§ **What you need to do**
From the line with "Read all visible" down to the final line of the material below, quote every line exactly and leave out all lines before it.

........

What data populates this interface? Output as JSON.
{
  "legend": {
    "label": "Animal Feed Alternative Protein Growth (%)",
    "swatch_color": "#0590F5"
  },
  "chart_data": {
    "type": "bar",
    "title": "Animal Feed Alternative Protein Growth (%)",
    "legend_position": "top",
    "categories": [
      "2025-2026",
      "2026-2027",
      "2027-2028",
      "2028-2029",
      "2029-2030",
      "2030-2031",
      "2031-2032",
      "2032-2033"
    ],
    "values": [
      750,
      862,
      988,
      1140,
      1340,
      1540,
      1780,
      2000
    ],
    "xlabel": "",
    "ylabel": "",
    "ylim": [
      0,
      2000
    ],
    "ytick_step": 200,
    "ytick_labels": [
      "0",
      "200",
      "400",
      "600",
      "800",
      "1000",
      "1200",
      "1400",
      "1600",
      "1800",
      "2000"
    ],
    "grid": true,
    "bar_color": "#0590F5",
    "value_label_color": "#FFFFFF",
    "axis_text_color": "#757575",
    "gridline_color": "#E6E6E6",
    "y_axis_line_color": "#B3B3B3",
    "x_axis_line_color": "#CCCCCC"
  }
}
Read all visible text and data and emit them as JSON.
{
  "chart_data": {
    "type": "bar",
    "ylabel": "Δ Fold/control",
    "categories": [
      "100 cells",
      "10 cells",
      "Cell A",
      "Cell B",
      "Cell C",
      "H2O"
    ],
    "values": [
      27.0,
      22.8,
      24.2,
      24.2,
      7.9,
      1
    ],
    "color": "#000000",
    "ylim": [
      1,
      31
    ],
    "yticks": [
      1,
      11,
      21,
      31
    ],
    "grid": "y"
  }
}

........

§ **Solved problem**
Read all visible text and data and emit them as JSON.
{
  "chart_data": {
    "type": "bar",
    "ylabel": "Δ Fold/control",
    "categories": [
      "100 cells",
      "10 cells",
      "Cell A",
      "Cell B",
      "Cell C",
      "H2O"
    ],
    "values": [
      27.0,
      22.8,
      24.2,
      24.2,
      7.9,
      1
    ],
    "color": "#000000",
    "ylim": [
      1,
      31
    ],
    "yticks": [
      1,
      11,
      21,
      31
    ],
    "grid": "y"
  }
}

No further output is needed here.